> YOUR TASK:
Will you give every entry again exactly as it stands?

> RECORD SET:
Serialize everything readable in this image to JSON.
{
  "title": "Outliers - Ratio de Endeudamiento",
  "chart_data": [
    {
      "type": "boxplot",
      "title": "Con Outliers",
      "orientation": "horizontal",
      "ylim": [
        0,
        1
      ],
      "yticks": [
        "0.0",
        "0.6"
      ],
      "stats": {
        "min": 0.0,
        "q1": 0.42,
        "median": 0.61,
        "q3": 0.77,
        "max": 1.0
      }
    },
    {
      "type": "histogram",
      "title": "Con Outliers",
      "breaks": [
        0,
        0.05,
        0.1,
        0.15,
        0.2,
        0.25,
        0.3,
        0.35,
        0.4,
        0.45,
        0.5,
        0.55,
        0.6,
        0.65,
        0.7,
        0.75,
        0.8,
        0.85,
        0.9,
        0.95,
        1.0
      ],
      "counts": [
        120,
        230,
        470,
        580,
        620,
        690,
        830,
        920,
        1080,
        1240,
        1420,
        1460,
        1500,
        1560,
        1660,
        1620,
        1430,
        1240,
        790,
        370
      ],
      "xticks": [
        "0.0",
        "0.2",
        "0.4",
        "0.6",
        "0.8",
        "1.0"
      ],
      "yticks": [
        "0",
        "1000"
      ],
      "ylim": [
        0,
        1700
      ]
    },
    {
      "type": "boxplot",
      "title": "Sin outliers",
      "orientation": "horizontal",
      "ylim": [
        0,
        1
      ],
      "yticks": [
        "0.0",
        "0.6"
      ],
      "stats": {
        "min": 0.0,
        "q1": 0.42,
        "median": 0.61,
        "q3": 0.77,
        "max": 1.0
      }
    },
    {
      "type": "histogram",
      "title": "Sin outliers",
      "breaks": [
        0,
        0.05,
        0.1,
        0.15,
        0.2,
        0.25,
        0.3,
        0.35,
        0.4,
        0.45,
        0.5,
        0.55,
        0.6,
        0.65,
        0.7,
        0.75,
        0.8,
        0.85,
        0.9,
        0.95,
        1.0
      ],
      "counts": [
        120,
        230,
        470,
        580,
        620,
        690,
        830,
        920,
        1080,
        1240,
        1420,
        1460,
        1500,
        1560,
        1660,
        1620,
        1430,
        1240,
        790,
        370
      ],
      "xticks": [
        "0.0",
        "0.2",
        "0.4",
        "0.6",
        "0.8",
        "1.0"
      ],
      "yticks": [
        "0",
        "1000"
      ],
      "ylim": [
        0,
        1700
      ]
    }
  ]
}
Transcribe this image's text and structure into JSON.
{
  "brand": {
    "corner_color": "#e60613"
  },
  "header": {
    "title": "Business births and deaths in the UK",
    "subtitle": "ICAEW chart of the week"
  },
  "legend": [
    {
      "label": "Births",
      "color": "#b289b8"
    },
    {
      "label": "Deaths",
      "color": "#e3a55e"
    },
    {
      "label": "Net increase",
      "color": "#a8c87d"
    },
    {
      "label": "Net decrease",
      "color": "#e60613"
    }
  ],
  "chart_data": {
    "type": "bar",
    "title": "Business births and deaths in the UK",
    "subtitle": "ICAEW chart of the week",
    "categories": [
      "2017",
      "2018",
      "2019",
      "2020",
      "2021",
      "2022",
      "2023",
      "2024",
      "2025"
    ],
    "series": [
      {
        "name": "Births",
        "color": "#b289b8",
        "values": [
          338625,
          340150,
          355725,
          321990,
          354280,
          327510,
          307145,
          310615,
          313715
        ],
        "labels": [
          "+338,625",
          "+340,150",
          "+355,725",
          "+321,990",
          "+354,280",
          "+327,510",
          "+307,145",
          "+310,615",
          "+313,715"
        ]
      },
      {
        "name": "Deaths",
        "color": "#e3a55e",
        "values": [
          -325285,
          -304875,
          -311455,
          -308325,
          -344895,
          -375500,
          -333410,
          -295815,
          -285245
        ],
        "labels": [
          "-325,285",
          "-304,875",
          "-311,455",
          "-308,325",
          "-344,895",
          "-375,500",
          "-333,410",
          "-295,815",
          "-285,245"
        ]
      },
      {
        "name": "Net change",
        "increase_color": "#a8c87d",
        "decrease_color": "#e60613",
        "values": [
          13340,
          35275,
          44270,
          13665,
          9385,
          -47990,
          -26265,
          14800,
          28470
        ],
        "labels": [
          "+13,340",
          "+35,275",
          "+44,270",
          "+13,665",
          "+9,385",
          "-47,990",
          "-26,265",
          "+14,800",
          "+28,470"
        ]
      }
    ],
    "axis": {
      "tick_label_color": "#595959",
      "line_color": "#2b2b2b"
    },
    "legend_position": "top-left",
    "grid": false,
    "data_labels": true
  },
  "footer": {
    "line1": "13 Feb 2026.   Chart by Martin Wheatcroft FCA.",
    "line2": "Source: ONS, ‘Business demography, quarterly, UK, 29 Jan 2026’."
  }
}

> COMPLETE RESPONSE:
Serialize everything readable in this image to JSON.
{
  "title": "Outliers - Ratio de Endeudamiento",
  "chart_data": [
    {
      "type": "boxplot",
      "title": "Con Outliers",
      "orientation": "horizontal",
      "ylim": [
        0,
        1
      ],
      "yticks": [
        "0.0",
        "0.6"
      ],
      "stats": {
        "min": 0.0,
        "q1": 0.42,
        "median": 0.61,
        "q3": 0.77,
        "max": 1.0
      }
    },
    {
      "type": "histogram",
      "title": "Con Outliers",
      "breaks": [
        0,
        0.05,
        0.1,
        0.15,
        0.2,
        0.25,
        0.3,
        0.35,
        0.4,
        0.45,
        0.5,
        0.55,
        0.6,
        0.65,
        0.7,
        0.75,
        0.8,
        0.85,
        0.9,
        0.95,
        1.0
      ],
      "counts": [
        120,
        230,
        470,
        580,
        620,
        690,
        830,
        920,
        1080,
        1240,
        1420,
        1460,
        1500,
        1560,
        1660,
        1620,
        1430,
        1240,
        790,
        370
      ],
      "xticks": [
        "0.0",
        "0.2",
        "0.4",
        "0.6",
        "0.8",
        "1.0"
      ],
      "yticks": [
        "0",
        "1000"
      ],
      "ylim": [
        0,
        1700
      ]
    },
    {
      "type": "boxplot",
      "title": "Sin outliers",
      "orientation": "horizontal",
      "ylim": [
        0,
        1
      ],
      "yticks": [
        "0.0",
        "0.6"
      ],
      "stats": {
        "min": 0.0,
        "q1": 0.42,
        "median": 0.61,
        "q3": 0.77,
        "max": 1.0
      }
    },
    {
      "type": "histogram",
      "title": "Sin outliers",
      "breaks": [
        0,
        0.05,
        0.1,
        0.15,
        0.2,
        0.25,
        0.3,
        0.35,
        0.4,
        0.45,
        0.5,
        0.55,
        0.6,
        0.65,
        0.7,
        0.75,
        0.8,
        0.85,
        0.9,
        0.95,
        1.0
      ],
      "counts": [
        120,
        230,
        470,
        580,
        620,
        690,
        830,
        920,
        1080,
        1240,
        1420,
        1460,
        1500,
        1560,
        1660,
        1620,
        1430,
        1240,
        790,
        370
      ],
      "xticks": [
        "0.0",
        "0.2",
        "0.4",
        "0.6",
        "0.8",
        "1.0"
      ],
      "yticks": [
        "0",
        "1000"
      ],
      "ylim": [
        0,
        1700
      ]
    }
  ]
}
Transcribe this image's text and structure into JSON.
{
  "brand": {
    "corner_color": "#e60613"
  },
  "header": {
    "title": "Business births and deaths in the UK",
    "subtitle": "ICAEW chart of the week"
  },
  "legend": [
    {
      "label": "Births",
      "color": "#b289b8"
    },
    {
      "label": "Deaths",
      "color": "#e3a55e"
    },
    {
      "label": "Net increase",
      "color": "#a8c87d"
    },
    {
      "label": "Net decrease",
      "color": "#e60613"
    }
  ],
  "chart_data": {
    "type": "bar",
    "title": "Business births and deaths in the UK",
    "subtitle": "ICAEW chart of the week",
    "categories": [
      "2017",
      "2018",
      "2019",
      "2020",
      "2021",
      "2022",
      "2023",
      "2024",
      "2025"
    ],
    "series": [
      {
        "name": "Births",
        "color": "#b289b8",
        "values": [
          338625,
          340150,
          355725,
          321990,
          354280,
          327510,
          307145,
          310615,
          313715
        ],
        "labels": [
          "+338,625",
          "+340,150",
          "+355,725",
          "+321,990",
          "+354,280",
          "+327,510",
          "+307,145",
          "+310,615",
          "+313,715"
        ]
      },
      {
        "name": "Deaths",
        "color": "#e3a55e",
        "values": [
          -325285,
          -304875,
          -311455,
          -308325,
          -344895,
          -375500,
          -333410,
          -295815,
          -285245
        ],
        "labels": [
          "-325,285",
          "-304,875",
          "-311,455",
          "-308,325",
          "-344,895",
          "-375,500",
          "-333,410",
          "-295,815",
          "-285,245"
        ]
      },
      {
        "name": "Net change",
        "increase_color": "#a8c87d",
        "decrease_color": "#e60613",
        "values": [
          13340,
          35275,
          44270,
          13665,
          9385,
          -47990,
          -26265,
          14800,
          28470
        ],
        "labels": [
          "+13,340",
          "+35,275",
          "+44,270",
          "+13,665",
          "+9,385",
          "-47,990",
          "-26,265",
          "+14,800",
          "+28,470"
        ]
      }
    ],
    "axis": {
      "tick_label_color": "#595959",
      "line_color": "#2b2b2b"
    },
    "legend_position": "top-left",
    "grid": false,
    "data_labels": true
  },
  "footer": {
    "line1": "13 Feb 2026.   Chart by Martin Wheatcroft FCA.",
    "line2": "Source: ONS, ‘Business demography, quarterly, UK, 29 Jan 2026’."
  }
}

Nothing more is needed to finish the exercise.